◆ Exercise input:
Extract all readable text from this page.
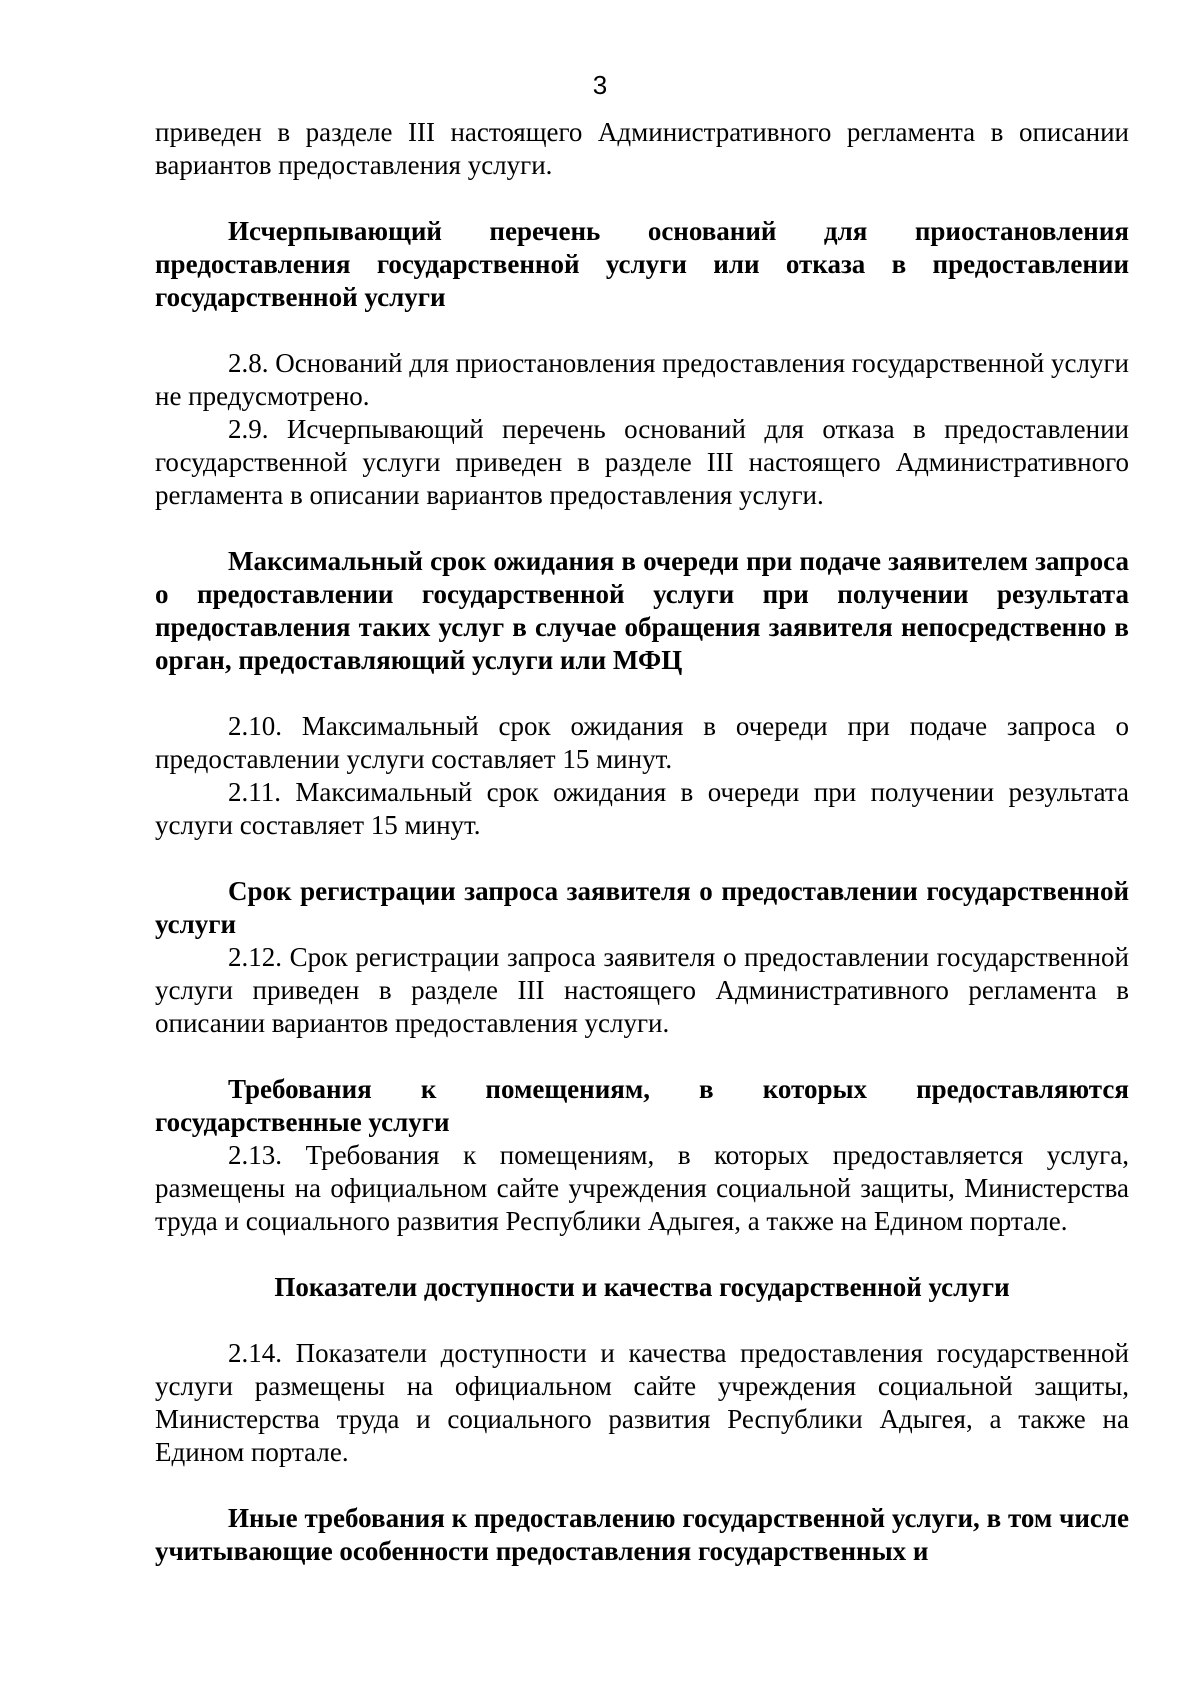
3

приведен в разделе III настоящего Административного регламента в описании вариантов предоставления услуги.

Исчерпывающий перечень оснований для приостановления предоставления государственной услуги или отказа в предоставлении государственной услуги

2.8. Оснований для приостановления предоставления государственной услуги не предусмотрено.

2.9. Исчерпывающий перечень оснований для отказа в предоставлении государственной услуги приведен в разделе III настоящего Административного регламента в описании вариантов предоставления услуги.

Максимальный срок ожидания в очереди при подаче заявителем запроса о предоставлении государственной услуги при получении результата предоставления таких услуг в случае обращения заявителя непосредственно в орган, предоставляющий услуги или МФЦ

2.10. Максимальный срок ожидания в очереди при подаче запроса о предоставлении услуги составляет 15 минут.

2.11. Максимальный срок ожидания в очереди при получении результата услуги составляет 15 минут.

Срок регистрации запроса заявителя о предоставлении государственной услуги

2.12. Срок регистрации запроса заявителя о предоставлении государственной услуги приведен в разделе III настоящего Административного регламента в описании вариантов предоставления услуги.

Требования к помещениям, в которых предоставляются государственные услуги

2.13. Требования к помещениям, в которых предоставляется услуга, размещены на официальном сайте учреждения социальной защиты, Министерства труда и социального развития Республики Адыгея, а также на Едином портале.

Показатели доступности и качества государственной услуги

2.14. Показатели доступности и качества предоставления государственной услуги размещены на официальном сайте учреждения социальной защиты, Министерства труда и социального развития Республики Адыгея, а также на Едином портале.

Иные требования к предоставлению государственной услуги, в том числе учитывающие особенности предоставления государственных и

◆ The exercise: Give the number of lines containing the word "Министерства". No other answer is needed.

◆ Final result: 2